**Try it**: Print out the records that follow, exactly and completely.

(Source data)

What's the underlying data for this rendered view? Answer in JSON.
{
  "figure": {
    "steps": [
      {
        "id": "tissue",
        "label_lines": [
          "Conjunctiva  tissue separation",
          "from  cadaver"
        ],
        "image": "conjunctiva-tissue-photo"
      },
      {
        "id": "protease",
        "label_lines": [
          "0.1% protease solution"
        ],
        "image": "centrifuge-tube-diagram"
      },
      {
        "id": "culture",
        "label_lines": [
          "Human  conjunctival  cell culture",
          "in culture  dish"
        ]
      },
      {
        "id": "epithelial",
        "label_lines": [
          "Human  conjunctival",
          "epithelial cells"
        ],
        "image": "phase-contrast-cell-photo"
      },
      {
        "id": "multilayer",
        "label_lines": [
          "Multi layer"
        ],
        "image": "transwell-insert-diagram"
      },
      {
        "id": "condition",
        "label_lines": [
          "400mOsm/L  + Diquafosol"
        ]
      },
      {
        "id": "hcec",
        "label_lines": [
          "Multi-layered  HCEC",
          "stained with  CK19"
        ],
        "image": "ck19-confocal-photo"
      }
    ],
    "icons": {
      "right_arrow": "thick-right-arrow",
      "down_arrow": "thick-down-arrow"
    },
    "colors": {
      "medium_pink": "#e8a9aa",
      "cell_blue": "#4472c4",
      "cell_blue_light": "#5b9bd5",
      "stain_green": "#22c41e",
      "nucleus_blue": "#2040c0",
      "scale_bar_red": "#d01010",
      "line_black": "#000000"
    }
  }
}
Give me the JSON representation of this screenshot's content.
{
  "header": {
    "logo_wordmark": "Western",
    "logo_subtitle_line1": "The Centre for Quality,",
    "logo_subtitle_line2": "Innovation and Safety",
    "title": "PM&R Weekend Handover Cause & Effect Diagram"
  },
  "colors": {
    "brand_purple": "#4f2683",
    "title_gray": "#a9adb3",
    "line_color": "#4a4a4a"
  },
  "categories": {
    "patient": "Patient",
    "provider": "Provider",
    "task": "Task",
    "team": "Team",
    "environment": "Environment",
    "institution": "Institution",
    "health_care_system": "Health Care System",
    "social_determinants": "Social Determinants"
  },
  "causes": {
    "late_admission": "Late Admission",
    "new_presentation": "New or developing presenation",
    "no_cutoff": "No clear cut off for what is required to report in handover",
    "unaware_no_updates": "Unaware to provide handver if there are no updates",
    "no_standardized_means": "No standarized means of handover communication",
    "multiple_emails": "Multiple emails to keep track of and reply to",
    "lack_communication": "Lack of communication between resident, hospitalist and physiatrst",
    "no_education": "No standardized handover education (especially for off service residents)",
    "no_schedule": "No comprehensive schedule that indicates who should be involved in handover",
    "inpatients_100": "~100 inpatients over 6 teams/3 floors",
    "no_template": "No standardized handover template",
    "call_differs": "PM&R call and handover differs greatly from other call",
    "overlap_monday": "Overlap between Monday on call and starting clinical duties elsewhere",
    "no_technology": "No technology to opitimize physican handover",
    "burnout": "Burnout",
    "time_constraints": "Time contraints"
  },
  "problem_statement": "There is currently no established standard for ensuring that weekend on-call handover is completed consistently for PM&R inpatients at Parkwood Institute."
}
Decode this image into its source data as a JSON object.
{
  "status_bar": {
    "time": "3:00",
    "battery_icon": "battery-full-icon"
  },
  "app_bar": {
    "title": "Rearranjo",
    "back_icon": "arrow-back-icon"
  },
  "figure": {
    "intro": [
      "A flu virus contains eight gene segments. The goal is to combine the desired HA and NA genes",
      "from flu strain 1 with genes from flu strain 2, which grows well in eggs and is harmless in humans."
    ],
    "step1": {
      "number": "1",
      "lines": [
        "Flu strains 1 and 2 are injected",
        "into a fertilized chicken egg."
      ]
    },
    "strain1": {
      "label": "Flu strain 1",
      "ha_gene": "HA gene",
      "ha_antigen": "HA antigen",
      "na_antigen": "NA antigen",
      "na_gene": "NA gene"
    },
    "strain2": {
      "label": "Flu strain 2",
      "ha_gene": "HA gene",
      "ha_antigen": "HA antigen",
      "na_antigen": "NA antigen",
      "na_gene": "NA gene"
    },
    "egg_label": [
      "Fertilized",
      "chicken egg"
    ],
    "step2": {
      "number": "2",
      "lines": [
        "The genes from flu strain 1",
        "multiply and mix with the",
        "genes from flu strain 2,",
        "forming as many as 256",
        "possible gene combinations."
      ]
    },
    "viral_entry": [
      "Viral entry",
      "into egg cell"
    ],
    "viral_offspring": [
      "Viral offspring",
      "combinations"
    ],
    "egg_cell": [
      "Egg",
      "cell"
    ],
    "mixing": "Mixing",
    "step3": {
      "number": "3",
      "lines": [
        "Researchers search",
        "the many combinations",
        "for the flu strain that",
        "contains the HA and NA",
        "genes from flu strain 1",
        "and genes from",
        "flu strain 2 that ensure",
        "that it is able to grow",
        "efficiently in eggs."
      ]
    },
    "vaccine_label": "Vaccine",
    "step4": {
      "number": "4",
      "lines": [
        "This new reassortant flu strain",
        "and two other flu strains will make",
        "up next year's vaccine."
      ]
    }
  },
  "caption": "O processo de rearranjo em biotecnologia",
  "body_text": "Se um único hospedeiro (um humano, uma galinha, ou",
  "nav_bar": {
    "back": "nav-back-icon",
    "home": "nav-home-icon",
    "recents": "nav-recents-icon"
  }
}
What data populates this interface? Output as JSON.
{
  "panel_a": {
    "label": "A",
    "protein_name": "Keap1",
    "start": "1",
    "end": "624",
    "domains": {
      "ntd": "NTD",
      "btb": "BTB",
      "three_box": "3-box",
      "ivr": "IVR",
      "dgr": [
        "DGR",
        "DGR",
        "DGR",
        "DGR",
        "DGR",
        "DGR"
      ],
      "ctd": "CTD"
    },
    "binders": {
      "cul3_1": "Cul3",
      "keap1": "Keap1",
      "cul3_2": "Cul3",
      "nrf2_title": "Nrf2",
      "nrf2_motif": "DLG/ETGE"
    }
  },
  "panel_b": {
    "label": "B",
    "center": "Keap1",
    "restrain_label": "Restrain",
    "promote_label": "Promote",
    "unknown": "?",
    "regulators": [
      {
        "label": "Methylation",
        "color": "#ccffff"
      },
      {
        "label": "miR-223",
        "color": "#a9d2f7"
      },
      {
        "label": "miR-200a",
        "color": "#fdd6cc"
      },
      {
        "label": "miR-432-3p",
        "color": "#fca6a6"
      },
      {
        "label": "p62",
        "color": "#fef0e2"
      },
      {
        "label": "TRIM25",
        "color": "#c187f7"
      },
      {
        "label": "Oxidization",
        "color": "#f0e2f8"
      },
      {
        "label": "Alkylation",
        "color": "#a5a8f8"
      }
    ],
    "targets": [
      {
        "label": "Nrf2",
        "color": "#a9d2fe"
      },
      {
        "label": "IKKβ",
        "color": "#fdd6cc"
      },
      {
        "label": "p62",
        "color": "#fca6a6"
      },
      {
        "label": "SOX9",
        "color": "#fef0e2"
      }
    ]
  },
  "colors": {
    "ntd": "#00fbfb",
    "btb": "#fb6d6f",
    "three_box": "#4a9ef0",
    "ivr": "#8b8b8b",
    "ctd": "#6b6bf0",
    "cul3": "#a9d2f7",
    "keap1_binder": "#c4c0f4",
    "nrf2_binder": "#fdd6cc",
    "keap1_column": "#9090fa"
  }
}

**Response to the task**:
What's the underlying data for this rendered view? Answer in JSON.
{
  "figure": {
    "steps": [
      {
        "id": "tissue",
        "label_lines": [
          "Conjunctiva  tissue separation",
          "from  cadaver"
        ],
        "image": "conjunctiva-tissue-photo"
      },
      {
        "id": "protease",
        "label_lines": [
          "0.1% protease solution"
        ],
        "image": "centrifuge-tube-diagram"
      },
      {
        "id": "culture",
        "label_lines": [
          "Human  conjunctival  cell culture",
          "in culture  dish"
        ]
      },
      {
        "id": "epithelial",
        "label_lines": [
          "Human  conjunctival",
          "epithelial cells"
        ],
        "image": "phase-contrast-cell-photo"
      },
      {
        "id": "multilayer",
        "label_lines": [
          "Multi layer"
        ],
        "image": "transwell-insert-diagram"
      },
      {
        "id": "condition",
        "label_lines": [
          "400mOsm/L  + Diquafosol"
        ]
      },
      {
        "id": "hcec",
        "label_lines": [
          "Multi-layered  HCEC",
          "stained with  CK19"
        ],
        "image": "ck19-confocal-photo"
      }
    ],
    "icons": {
      "right_arrow": "thick-right-arrow",
      "down_arrow": "thick-down-arrow"
    },
    "colors": {
      "medium_pink": "#e8a9aa",
      "cell_blue": "#4472c4",
      "cell_blue_light": "#5b9bd5",
      "stain_green": "#22c41e",
      "nucleus_blue": "#2040c0",
      "scale_bar_red": "#d01010",
      "line_black": "#000000"
    }
  }
}
Give me the JSON representation of this screenshot's content.
{
  "header": {
    "logo_wordmark": "Western",
    "logo_subtitle_line1": "The Centre for Quality,",
    "logo_subtitle_line2": "Innovation and Safety",
    "title": "PM&R Weekend Handover Cause & Effect Diagram"
  },
  "colors": {
    "brand_purple": "#4f2683",
    "title_gray": "#a9adb3",
    "line_color": "#4a4a4a"
  },
  "categories": {
    "patient": "Patient",
    "provider": "Provider",
    "task": "Task",
    "team": "Team",
    "environment": "Environment",
    "institution": "Institution",
    "health_care_system": "Health Care System",
    "social_determinants": "Social Determinants"
  },
  "causes": {
    "late_admission": "Late Admission",
    "new_presentation": "New or developing presenation",
    "no_cutoff": "No clear cut off for what is required to report in handover",
    "unaware_no_updates": "Unaware to provide handver if there are no updates",
    "no_standardized_means": "No standarized means of handover communication",
    "multiple_emails": "Multiple emails to keep track of and reply to",
    "lack_communication": "Lack of communication between resident, hospitalist and physiatrst",
    "no_education": "No standardized handover education (especially for off service residents)",
    "no_schedule": "No comprehensive schedule that indicates who should be involved in handover",
    "inpatients_100": "~100 inpatients over 6 teams/3 floors",
    "no_template": "No standardized handover template",
    "call_differs": "PM&R call and handover differs greatly from other call",
    "overlap_monday": "Overlap between Monday on call and starting clinical duties elsewhere",
    "no_technology": "No technology to opitimize physican handover",
    "burnout": "Burnout",
    "time_constraints": "Time contraints"
  },
  "problem_statement": "There is currently no established standard for ensuring that weekend on-call handover is completed consistently for PM&R inpatients at Parkwood Institute."
}
Decode this image into its source data as a JSON object.
{
  "status_bar": {
    "time": "3:00",
    "battery_icon": "battery-full-icon"
  },
  "app_bar": {
    "title": "Rearranjo",
    "back_icon": "arrow-back-icon"
  },
  "figure": {
    "intro": [
      "A flu virus contains eight gene segments. The goal is to combine the desired HA and NA genes",
      "from flu strain 1 with genes from flu strain 2, which grows well in eggs and is harmless in humans."
    ],
    "step1": {
      "number": "1",
      "lines": [
        "Flu strains 1 and 2 are injected",
        "into a fertilized chicken egg."
      ]
    },
    "strain1": {
      "label": "Flu strain 1",
      "ha_gene": "HA gene",
      "ha_antigen": "HA antigen",
      "na_antigen": "NA antigen",
      "na_gene": "NA gene"
    },
    "strain2": {
      "label": "Flu strain 2",
      "ha_gene": "HA gene",
      "ha_antigen": "HA antigen",
      "na_antigen": "NA antigen",
      "na_gene": "NA gene"
    },
    "egg_label": [
      "Fertilized",
      "chicken egg"
    ],
    "step2": {
      "number": "2",
      "lines": [
        "The genes from flu strain 1",
        "multiply and mix with the",
        "genes from flu strain 2,",
        "forming as many as 256",
        "possible gene combinations."
      ]
    },
    "viral_entry": [
      "Viral entry",
      "into egg cell"
    ],
    "viral_offspring": [
      "Viral offspring",
      "combinations"
    ],
    "egg_cell": [
      "Egg",
      "cell"
    ],
    "mixing": "Mixing",
    "step3": {
      "number": "3",
      "lines": [
        "Researchers search",
        "the many combinations",
        "for the flu strain that",
        "contains the HA and NA",
        "genes from flu strain 1",
        "and genes from",
        "flu strain 2 that ensure",
        "that it is able to grow",
        "efficiently in eggs."
      ]
    },
    "vaccine_label": "Vaccine",
    "step4": {
      "number": "4",
      "lines": [
        "This new reassortant flu strain",
        "and two other flu strains will make",
        "up next year's vaccine."
      ]
    }
  },
  "caption": "O processo de rearranjo em biotecnologia",
  "body_text": "Se um único hospedeiro (um humano, uma galinha, ou",
  "nav_bar": {
    "back": "nav-back-icon",
    "home": "nav-home-icon",
    "recents": "nav-recents-icon"
  }
}
What data populates this interface? Output as JSON.
{
  "panel_a": {
    "label": "A",
    "protein_name": "Keap1",
    "start": "1",
    "end": "624",
    "domains": {
      "ntd": "NTD",
      "btb": "BTB",
      "three_box": "3-box",
      "ivr": "IVR",
      "dgr": [
        "DGR",
        "DGR",
        "DGR",
        "DGR",
        "DGR",
        "DGR"
      ],
      "ctd": "CTD"
    },
    "binders": {
      "cul3_1": "Cul3",
      "keap1": "Keap1",
      "cul3_2": "Cul3",
      "nrf2_title": "Nrf2",
      "nrf2_motif": "DLG/ETGE"
    }
  },
  "panel_b": {
    "label": "B",
    "center": "Keap1",
    "restrain_label": "Restrain",
    "promote_label": "Promote",
    "unknown": "?",
    "regulators": [
      {
        "label": "Methylation",
        "color": "#ccffff"
      },
      {
        "label": "miR-223",
        "color": "#a9d2f7"
      },
      {
        "label": "miR-200a",
        "color": "#fdd6cc"
      },
      {
        "label": "miR-432-3p",
        "color": "#fca6a6"
      },
      {
        "label": "p62",
        "color": "#fef0e2"
      },
      {
        "label": "TRIM25",
        "color": "#c187f7"
      },
      {
        "label": "Oxidization",
        "color": "#f0e2f8"
      },
      {
        "label": "Alkylation",
        "color": "#a5a8f8"
      }
    ],
    "targets": [
      {
        "label": "Nrf2",
        "color": "#a9d2fe"
      },
      {
        "label": "IKKβ",
        "color": "#fdd6cc"
      },
      {
        "label": "p62",
        "color": "#fca6a6"
      },
      {
        "label": "SOX9",
        "color": "#fef0e2"
      }
    ]
  },
  "colors": {
    "ntd": "#00fbfb",
    "btb": "#fb6d6f",
    "three_box": "#4a9ef0",
    "ivr": "#8b8b8b",
    "ctd": "#6b6bf0",
    "cul3": "#a9d2f7",
    "keap1_binder": "#c4c0f4",
    "nrf2_binder": "#fdd6cc",
    "keap1_column": "#9090fa"
  }
}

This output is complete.